[Structured figure records]
## start

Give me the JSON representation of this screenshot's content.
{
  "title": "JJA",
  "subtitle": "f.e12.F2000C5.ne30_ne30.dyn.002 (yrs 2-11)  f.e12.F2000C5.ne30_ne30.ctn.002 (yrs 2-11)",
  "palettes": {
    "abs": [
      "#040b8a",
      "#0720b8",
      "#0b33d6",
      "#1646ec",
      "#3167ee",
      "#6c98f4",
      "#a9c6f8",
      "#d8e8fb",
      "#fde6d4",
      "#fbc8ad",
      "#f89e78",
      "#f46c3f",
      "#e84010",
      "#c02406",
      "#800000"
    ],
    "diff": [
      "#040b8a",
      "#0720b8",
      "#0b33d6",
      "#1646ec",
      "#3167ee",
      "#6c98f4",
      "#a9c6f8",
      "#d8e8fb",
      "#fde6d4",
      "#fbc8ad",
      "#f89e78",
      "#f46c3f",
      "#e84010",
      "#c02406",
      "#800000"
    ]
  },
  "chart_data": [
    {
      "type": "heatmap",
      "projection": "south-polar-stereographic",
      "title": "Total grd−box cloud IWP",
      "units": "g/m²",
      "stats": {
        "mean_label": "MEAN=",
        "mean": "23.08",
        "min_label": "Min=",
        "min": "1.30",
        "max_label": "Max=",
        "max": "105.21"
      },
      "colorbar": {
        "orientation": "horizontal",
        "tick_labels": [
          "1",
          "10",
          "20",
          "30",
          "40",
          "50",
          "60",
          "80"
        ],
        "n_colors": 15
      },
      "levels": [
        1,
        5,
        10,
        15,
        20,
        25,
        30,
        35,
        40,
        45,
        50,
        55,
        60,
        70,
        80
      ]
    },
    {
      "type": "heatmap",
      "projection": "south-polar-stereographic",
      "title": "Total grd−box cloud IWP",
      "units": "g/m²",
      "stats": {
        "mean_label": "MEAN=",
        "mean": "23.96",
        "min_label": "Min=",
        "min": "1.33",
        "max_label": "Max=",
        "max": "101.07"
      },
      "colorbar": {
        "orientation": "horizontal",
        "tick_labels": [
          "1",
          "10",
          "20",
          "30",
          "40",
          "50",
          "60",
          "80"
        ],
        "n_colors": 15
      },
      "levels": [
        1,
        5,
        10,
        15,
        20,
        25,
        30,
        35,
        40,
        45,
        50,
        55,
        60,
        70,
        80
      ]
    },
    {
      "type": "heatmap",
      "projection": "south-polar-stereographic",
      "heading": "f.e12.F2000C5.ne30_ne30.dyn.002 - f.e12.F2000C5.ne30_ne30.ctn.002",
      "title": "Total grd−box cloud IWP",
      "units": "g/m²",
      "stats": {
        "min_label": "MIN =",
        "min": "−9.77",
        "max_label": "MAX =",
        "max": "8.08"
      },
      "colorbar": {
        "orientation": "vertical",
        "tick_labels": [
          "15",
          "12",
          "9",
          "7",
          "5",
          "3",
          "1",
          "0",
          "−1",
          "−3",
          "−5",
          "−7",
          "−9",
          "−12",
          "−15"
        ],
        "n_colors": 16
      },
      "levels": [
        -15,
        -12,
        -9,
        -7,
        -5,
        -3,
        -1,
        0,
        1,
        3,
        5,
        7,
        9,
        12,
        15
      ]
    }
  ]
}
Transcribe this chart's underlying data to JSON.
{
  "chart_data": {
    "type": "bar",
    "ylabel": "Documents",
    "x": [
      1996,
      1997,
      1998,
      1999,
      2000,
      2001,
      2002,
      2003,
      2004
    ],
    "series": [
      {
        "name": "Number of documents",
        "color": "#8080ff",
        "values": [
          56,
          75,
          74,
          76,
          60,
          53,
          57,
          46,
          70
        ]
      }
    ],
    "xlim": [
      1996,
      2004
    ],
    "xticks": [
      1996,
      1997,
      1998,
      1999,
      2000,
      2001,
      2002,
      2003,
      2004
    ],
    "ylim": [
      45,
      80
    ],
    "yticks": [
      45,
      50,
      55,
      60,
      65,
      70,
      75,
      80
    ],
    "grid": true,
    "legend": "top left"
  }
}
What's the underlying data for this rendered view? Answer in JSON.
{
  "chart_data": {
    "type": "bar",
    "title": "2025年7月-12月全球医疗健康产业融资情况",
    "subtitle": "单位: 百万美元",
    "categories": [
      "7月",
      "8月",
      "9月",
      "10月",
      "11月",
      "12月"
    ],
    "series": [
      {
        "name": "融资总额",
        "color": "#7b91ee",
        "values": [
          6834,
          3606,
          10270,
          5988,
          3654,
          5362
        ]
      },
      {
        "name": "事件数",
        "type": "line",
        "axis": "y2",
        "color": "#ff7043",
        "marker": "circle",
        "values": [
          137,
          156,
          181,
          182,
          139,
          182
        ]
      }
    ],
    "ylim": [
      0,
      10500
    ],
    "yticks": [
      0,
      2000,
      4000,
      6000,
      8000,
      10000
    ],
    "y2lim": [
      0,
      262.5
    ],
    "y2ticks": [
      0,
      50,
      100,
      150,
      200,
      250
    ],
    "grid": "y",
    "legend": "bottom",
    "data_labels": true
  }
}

## end

Without leaving anything out, give the entries again exactly.

* **Answer below**:
Give me the JSON representation of this screenshot's content.
{
  "title": "JJA",
  "subtitle": "f.e12.F2000C5.ne30_ne30.dyn.002 (yrs 2-11)  f.e12.F2000C5.ne30_ne30.ctn.002 (yrs 2-11)",
  "palettes": {
    "abs": [
      "#040b8a",
      "#0720b8",
      "#0b33d6",
      "#1646ec",
      "#3167ee",
      "#6c98f4",
      "#a9c6f8",
      "#d8e8fb",
      "#fde6d4",
      "#fbc8ad",
      "#f89e78",
      "#f46c3f",
      "#e84010",
      "#c02406",
      "#800000"
    ],
    "diff": [
      "#040b8a",
      "#0720b8",
      "#0b33d6",
      "#1646ec",
      "#3167ee",
      "#6c98f4",
      "#a9c6f8",
      "#d8e8fb",
      "#fde6d4",
      "#fbc8ad",
      "#f89e78",
      "#f46c3f",
      "#e84010",
      "#c02406",
      "#800000"
    ]
  },
  "chart_data": [
    {
      "type": "heatmap",
      "projection": "south-polar-stereographic",
      "title": "Total grd−box cloud IWP",
      "units": "g/m²",
      "stats": {
        "mean_label": "MEAN=",
        "mean": "23.08",
        "min_label": "Min=",
        "min": "1.30",
        "max_label": "Max=",
        "max": "105.21"
      },
      "colorbar": {
        "orientation": "horizontal",
        "tick_labels": [
          "1",
          "10",
          "20",
          "30",
          "40",
          "50",
          "60",
          "80"
        ],
        "n_colors": 15
      },
      "levels": [
        1,
        5,
        10,
        15,
        20,
        25,
        30,
        35,
        40,
        45,
        50,
        55,
        60,
        70,
        80
      ]
    },
    {
      "type": "heatmap",
      "projection": "south-polar-stereographic",
      "title": "Total grd−box cloud IWP",
      "units": "g/m²",
      "stats": {
        "mean_label": "MEAN=",
        "mean": "23.96",
        "min_label": "Min=",
        "min": "1.33",
        "max_label": "Max=",
        "max": "101.07"
      },
      "colorbar": {
        "orientation": "horizontal",
        "tick_labels": [
          "1",
          "10",
          "20",
          "30",
          "40",
          "50",
          "60",
          "80"
        ],
        "n_colors": 15
      },
      "levels": [
        1,
        5,
        10,
        15,
        20,
        25,
        30,
        35,
        40,
        45,
        50,
        55,
        60,
        70,
        80
      ]
    },
    {
      "type": "heatmap",
      "projection": "south-polar-stereographic",
      "heading": "f.e12.F2000C5.ne30_ne30.dyn.002 - f.e12.F2000C5.ne30_ne30.ctn.002",
      "title": "Total grd−box cloud IWP",
      "units": "g/m²",
      "stats": {
        "min_label": "MIN =",
        "min": "−9.77",
        "max_label": "MAX =",
        "max": "8.08"
      },
      "colorbar": {
        "orientation": "vertical",
        "tick_labels": [
          "15",
          "12",
          "9",
          "7",
          "5",
          "3",
          "1",
          "0",
          "−1",
          "−3",
          "−5",
          "−7",
          "−9",
          "−12",
          "−15"
        ],
        "n_colors": 16
      },
      "levels": [
        -15,
        -12,
        -9,
        -7,
        -5,
        -3,
        -1,
        0,
        1,
        3,
        5,
        7,
        9,
        12,
        15
      ]
    }
  ]
}
Transcribe this chart's underlying data to JSON.
{
  "chart_data": {
    "type": "bar",
    "ylabel": "Documents",
    "x": [
      1996,
      1997,
      1998,
      1999,
      2000,
      2001,
      2002,
      2003,
      2004
    ],
    "series": [
      {
        "name": "Number of documents",
        "color": "#8080ff",
        "values": [
          56,
          75,
          74,
          76,
          60,
          53,
          57,
          46,
          70
        ]
      }
    ],
    "xlim": [
      1996,
      2004
    ],
    "xticks": [
      1996,
      1997,
      1998,
      1999,
      2000,
      2001,
      2002,
      2003,
      2004
    ],
    "ylim": [
      45,
      80
    ],
    "yticks": [
      45,
      50,
      55,
      60,
      65,
      70,
      75,
      80
    ],
    "grid": true,
    "legend": "top left"
  }
}
What's the underlying data for this rendered view? Answer in JSON.
{
  "chart_data": {
    "type": "bar",
    "title": "2025年7月-12月全球医疗健康产业融资情况",
    "subtitle": "单位: 百万美元",
    "categories": [
      "7月",
      "8月",
      "9月",
      "10月",
      "11月",
      "12月"
    ],
    "series": [
      {
        "name": "融资总额",
        "color": "#7b91ee",
        "values": [
          6834,
          3606,
          10270,
          5988,
          3654,
          5362
        ]
      },
      {
        "name": "事件数",
        "type": "line",
        "axis": "y2",
        "color": "#ff7043",
        "marker": "circle",
        "values": [
          137,
          156,
          181,
          182,
          139,
          182
        ]
      }
    ],
    "ylim": [
      0,
      10500
    ],
    "yticks": [
      0,
      2000,
      4000,
      6000,
      8000,
      10000
    ],
    "y2lim": [
      0,
      262.5
    ],
    "y2ticks": [
      0,
      50,
      100,
      150,
      200,
      250
    ],
    "grid": "y",
    "legend": "bottom",
    "data_labels": true
  }
}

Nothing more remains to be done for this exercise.